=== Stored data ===
☆ ☆ ☆ ☆ ☆ ☆ ☆

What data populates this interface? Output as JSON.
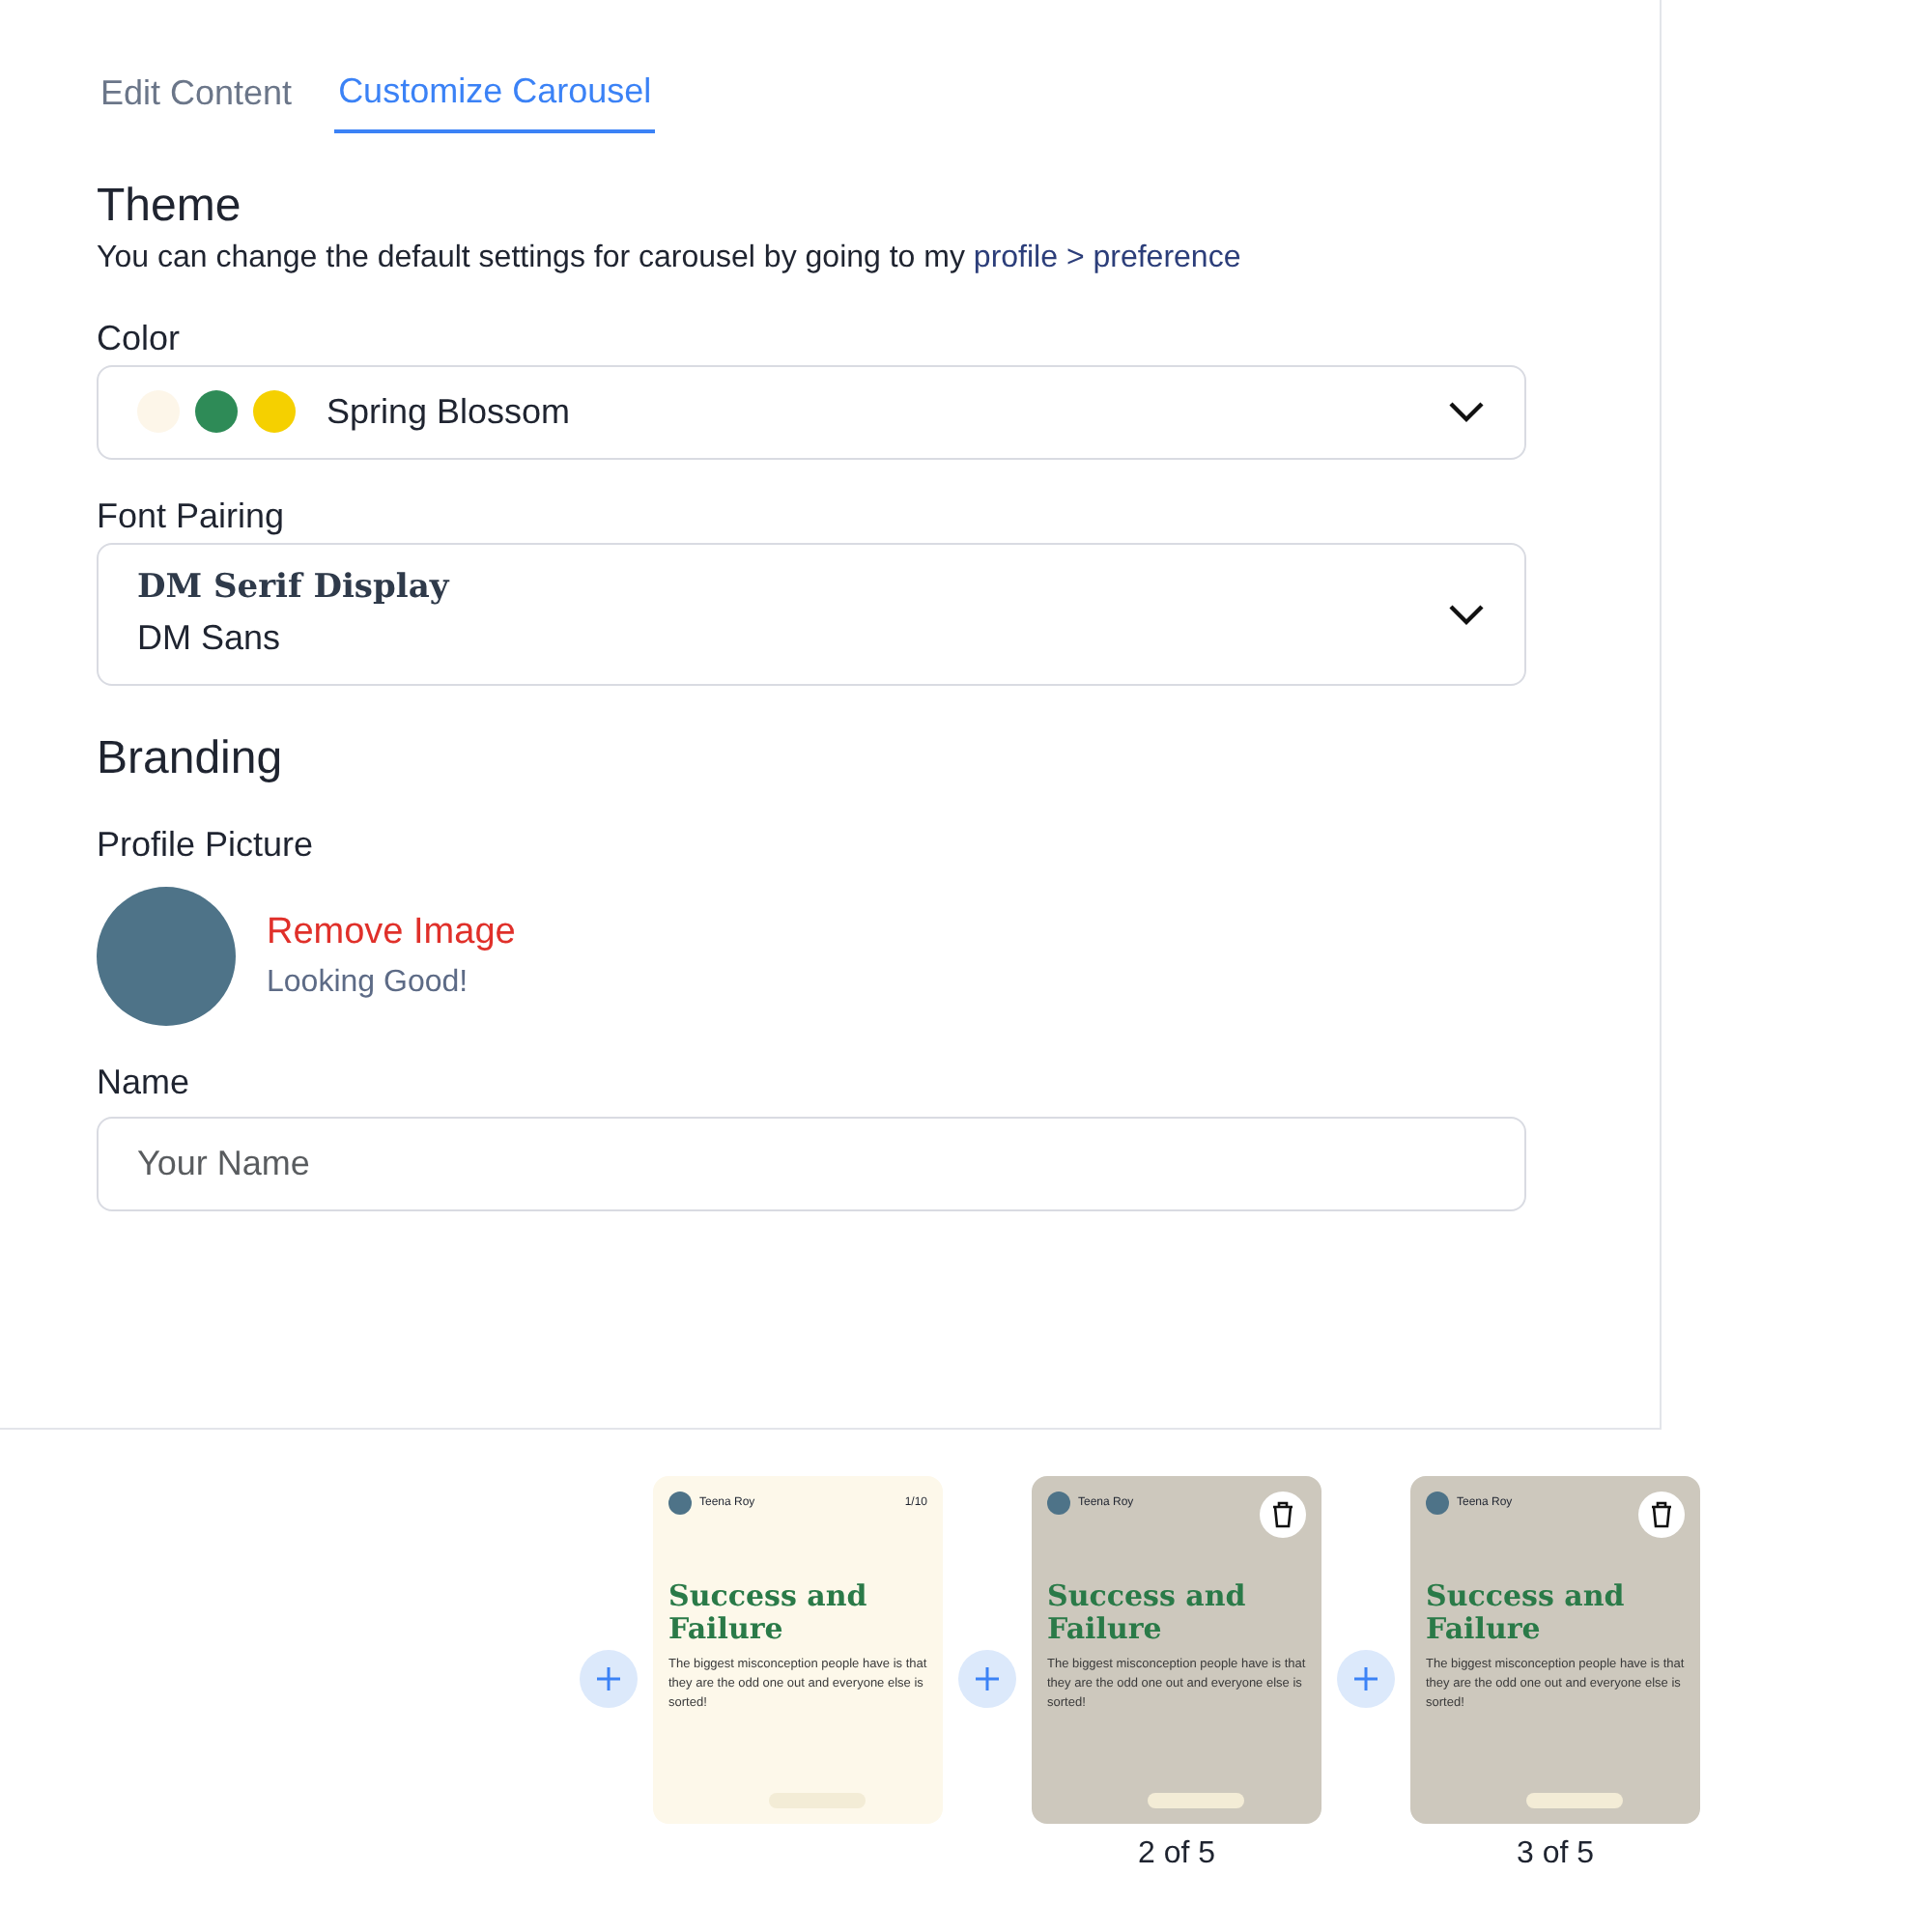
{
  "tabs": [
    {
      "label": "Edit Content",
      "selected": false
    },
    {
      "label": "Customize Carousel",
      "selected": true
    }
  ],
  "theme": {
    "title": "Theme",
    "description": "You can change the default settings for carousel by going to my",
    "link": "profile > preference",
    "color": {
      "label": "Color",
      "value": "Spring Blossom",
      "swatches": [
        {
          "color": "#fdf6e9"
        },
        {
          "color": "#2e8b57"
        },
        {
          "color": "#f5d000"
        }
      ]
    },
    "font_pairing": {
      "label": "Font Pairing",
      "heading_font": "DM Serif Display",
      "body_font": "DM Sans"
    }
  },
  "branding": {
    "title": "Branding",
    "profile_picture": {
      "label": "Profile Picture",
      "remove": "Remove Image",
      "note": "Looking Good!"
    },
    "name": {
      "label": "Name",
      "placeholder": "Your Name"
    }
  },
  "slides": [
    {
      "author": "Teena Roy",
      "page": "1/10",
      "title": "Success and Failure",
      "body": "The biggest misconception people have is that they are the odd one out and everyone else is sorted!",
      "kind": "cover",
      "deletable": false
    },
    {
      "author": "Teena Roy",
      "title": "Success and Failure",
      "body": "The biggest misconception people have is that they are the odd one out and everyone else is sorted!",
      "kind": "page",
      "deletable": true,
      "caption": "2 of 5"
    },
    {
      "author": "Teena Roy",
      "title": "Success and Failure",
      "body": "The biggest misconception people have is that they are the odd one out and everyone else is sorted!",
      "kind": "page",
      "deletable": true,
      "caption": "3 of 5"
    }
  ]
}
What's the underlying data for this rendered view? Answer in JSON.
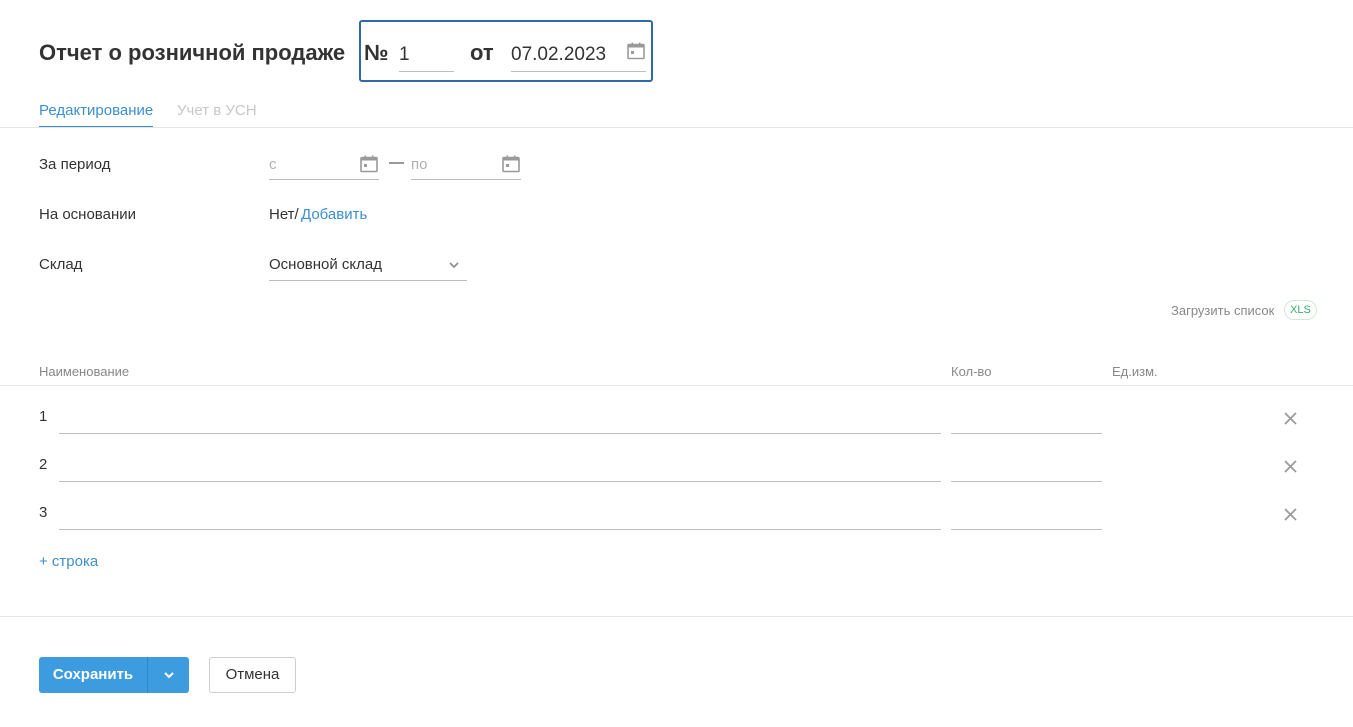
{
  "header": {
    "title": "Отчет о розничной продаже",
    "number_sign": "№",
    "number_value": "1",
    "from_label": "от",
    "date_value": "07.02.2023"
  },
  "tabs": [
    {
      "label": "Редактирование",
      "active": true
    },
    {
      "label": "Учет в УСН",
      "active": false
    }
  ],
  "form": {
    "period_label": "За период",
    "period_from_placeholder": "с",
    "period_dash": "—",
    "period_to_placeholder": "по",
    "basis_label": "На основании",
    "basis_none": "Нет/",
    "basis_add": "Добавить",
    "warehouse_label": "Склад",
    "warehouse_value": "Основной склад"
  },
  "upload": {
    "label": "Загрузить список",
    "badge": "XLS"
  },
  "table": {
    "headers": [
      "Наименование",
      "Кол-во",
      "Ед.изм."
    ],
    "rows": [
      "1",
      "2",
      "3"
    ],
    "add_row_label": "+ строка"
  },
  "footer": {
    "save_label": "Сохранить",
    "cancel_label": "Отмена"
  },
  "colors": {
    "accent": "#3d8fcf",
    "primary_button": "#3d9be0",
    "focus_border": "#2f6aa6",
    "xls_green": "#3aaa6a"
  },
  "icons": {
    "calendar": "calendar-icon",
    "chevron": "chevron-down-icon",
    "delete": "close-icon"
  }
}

☆ ☆ ☆ ☆ ☆ ☆ ☆

=== Short exercise ===
Identify and extract each line of the listing that contains "true".

=== Result for this task ===
      "selected": true
      "deletable": true,
      "deletable": true,
      "active": true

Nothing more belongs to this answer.